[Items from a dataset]

····················

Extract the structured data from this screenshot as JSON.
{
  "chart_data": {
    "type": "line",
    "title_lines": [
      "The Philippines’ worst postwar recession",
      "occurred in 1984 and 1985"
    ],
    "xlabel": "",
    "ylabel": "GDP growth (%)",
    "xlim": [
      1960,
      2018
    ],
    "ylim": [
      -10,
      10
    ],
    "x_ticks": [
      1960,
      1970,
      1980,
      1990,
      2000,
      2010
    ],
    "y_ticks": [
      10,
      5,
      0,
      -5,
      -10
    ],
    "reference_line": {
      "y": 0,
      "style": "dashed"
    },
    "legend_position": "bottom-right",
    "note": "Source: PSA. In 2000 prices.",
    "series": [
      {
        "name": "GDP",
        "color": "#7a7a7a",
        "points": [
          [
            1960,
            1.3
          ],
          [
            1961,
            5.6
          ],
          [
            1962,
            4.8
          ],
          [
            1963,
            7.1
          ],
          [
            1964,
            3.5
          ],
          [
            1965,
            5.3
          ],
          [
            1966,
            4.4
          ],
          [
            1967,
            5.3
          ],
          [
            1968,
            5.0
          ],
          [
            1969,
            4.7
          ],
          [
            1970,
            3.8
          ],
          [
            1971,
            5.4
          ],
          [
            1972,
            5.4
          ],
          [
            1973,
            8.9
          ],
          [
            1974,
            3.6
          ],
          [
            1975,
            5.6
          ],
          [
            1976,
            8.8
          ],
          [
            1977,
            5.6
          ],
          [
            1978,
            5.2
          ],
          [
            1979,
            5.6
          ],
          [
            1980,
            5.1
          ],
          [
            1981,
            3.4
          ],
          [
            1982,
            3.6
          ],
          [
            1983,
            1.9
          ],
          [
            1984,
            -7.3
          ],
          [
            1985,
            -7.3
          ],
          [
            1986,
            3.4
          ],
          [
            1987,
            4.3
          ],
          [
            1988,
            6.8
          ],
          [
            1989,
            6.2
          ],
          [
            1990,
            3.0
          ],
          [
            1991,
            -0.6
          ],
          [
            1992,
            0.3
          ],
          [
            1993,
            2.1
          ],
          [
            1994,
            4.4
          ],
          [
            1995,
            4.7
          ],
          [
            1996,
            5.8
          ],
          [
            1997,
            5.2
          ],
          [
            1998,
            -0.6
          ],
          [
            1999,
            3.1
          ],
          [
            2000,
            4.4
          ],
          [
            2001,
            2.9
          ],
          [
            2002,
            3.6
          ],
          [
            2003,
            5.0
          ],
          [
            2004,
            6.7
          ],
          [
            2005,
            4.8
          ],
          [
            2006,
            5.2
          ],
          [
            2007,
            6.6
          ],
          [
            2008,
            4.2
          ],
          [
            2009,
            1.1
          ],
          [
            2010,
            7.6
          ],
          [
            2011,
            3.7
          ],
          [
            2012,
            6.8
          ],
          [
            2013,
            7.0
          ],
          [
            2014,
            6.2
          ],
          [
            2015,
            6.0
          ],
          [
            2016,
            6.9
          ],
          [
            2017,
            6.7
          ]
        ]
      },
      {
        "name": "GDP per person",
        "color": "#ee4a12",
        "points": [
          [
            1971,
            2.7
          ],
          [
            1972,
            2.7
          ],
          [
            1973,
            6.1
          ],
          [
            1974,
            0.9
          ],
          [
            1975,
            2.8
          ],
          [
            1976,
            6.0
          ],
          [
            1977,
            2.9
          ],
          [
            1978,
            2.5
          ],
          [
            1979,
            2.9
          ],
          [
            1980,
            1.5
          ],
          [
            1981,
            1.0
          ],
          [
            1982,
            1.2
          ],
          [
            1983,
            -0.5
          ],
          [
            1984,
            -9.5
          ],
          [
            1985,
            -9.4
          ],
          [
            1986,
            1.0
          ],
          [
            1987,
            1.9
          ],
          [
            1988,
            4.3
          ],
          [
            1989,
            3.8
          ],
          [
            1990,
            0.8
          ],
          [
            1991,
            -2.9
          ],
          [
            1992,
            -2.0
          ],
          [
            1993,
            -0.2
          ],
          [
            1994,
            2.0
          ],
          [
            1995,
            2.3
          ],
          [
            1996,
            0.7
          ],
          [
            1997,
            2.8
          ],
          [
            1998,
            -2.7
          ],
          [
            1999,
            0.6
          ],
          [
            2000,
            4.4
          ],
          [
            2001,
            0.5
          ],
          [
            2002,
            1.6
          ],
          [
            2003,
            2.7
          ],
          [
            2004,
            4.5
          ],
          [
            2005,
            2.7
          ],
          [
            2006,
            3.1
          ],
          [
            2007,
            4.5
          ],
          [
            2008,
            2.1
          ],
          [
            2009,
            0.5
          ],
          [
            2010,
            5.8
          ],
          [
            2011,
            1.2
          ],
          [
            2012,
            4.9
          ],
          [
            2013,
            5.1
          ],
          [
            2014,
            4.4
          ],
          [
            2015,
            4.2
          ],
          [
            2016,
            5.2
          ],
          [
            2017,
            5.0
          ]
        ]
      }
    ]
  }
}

····················

**Your task**
Output the complete data exactly as written.

**Solution for this task**
Extract the structured data from this screenshot as JSON.
{
  "chart_data": {
    "type": "line",
    "title_lines": [
      "The Philippines’ worst postwar recession",
      "occurred in 1984 and 1985"
    ],
    "xlabel": "",
    "ylabel": "GDP growth (%)",
    "xlim": [
      1960,
      2018
    ],
    "ylim": [
      -10,
      10
    ],
    "x_ticks": [
      1960,
      1970,
      1980,
      1990,
      2000,
      2010
    ],
    "y_ticks": [
      10,
      5,
      0,
      -5,
      -10
    ],
    "reference_line": {
      "y": 0,
      "style": "dashed"
    },
    "legend_position": "bottom-right",
    "note": "Source: PSA. In 2000 prices.",
    "series": [
      {
        "name": "GDP",
        "color": "#7a7a7a",
        "points": [
          [
            1960,
            1.3
          ],
          [
            1961,
            5.6
          ],
          [
            1962,
            4.8
          ],
          [
            1963,
            7.1
          ],
          [
            1964,
            3.5
          ],
          [
            1965,
            5.3
          ],
          [
            1966,
            4.4
          ],
          [
            1967,
            5.3
          ],
          [
            1968,
            5.0
          ],
          [
            1969,
            4.7
          ],
          [
            1970,
            3.8
          ],
          [
            1971,
            5.4
          ],
          [
            1972,
            5.4
          ],
          [
            1973,
            8.9
          ],
          [
            1974,
            3.6
          ],
          [
            1975,
            5.6
          ],
          [
            1976,
            8.8
          ],
          [
            1977,
            5.6
          ],
          [
            1978,
            5.2
          ],
          [
            1979,
            5.6
          ],
          [
            1980,
            5.1
          ],
          [
            1981,
            3.4
          ],
          [
            1982,
            3.6
          ],
          [
            1983,
            1.9
          ],
          [
            1984,
            -7.3
          ],
          [
            1985,
            -7.3
          ],
          [
            1986,
            3.4
          ],
          [
            1987,
            4.3
          ],
          [
            1988,
            6.8
          ],
          [
            1989,
            6.2
          ],
          [
            1990,
            3.0
          ],
          [
            1991,
            -0.6
          ],
          [
            1992,
            0.3
          ],
          [
            1993,
            2.1
          ],
          [
            1994,
            4.4
          ],
          [
            1995,
            4.7
          ],
          [
            1996,
            5.8
          ],
          [
            1997,
            5.2
          ],
          [
            1998,
            -0.6
          ],
          [
            1999,
            3.1
          ],
          [
            2000,
            4.4
          ],
          [
            2001,
            2.9
          ],
          [
            2002,
            3.6
          ],
          [
            2003,
            5.0
          ],
          [
            2004,
            6.7
          ],
          [
            2005,
            4.8
          ],
          [
            2006,
            5.2
          ],
          [
            2007,
            6.6
          ],
          [
            2008,
            4.2
          ],
          [
            2009,
            1.1
          ],
          [
            2010,
            7.6
          ],
          [
            2011,
            3.7
          ],
          [
            2012,
            6.8
          ],
          [
            2013,
            7.0
          ],
          [
            2014,
            6.2
          ],
          [
            2015,
            6.0
          ],
          [
            2016,
            6.9
          ],
          [
            2017,
            6.7
          ]
        ]
      },
      {
        "name": "GDP per person",
        "color": "#ee4a12",
        "points": [
          [
            1971,
            2.7
          ],
          [
            1972,
            2.7
          ],
          [
            1973,
            6.1
          ],
          [
            1974,
            0.9
          ],
          [
            1975,
            2.8
          ],
          [
            1976,
            6.0
          ],
          [
            1977,
            2.9
          ],
          [
            1978,
            2.5
          ],
          [
            1979,
            2.9
          ],
          [
            1980,
            1.5
          ],
          [
            1981,
            1.0
          ],
          [
            1982,
            1.2
          ],
          [
            1983,
            -0.5
          ],
          [
            1984,
            -9.5
          ],
          [
            1985,
            -9.4
          ],
          [
            1986,
            1.0
          ],
          [
            1987,
            1.9
          ],
          [
            1988,
            4.3
          ],
          [
            1989,
            3.8
          ],
          [
            1990,
            0.8
          ],
          [
            1991,
            -2.9
          ],
          [
            1992,
            -2.0
          ],
          [
            1993,
            -0.2
          ],
          [
            1994,
            2.0
          ],
          [
            1995,
            2.3
          ],
          [
            1996,
            0.7
          ],
          [
            1997,
            2.8
          ],
          [
            1998,
            -2.7
          ],
          [
            1999,
            0.6
          ],
          [
            2000,
            4.4
          ],
          [
            2001,
            0.5
          ],
          [
            2002,
            1.6
          ],
          [
            2003,
            2.7
          ],
          [
            2004,
            4.5
          ],
          [
            2005,
            2.7
          ],
          [
            2006,
            3.1
          ],
          [
            2007,
            4.5
          ],
          [
            2008,
            2.1
          ],
          [
            2009,
            0.5
          ],
          [
            2010,
            5.8
          ],
          [
            2011,
            1.2
          ],
          [
            2012,
            4.9
          ],
          [
            2013,
            5.1
          ],
          [
            2014,
            4.4
          ],
          [
            2015,
            4.2
          ],
          [
            2016,
            5.2
          ],
          [
            2017,
            5.0
          ]
        ]
      }
    ]
  }
}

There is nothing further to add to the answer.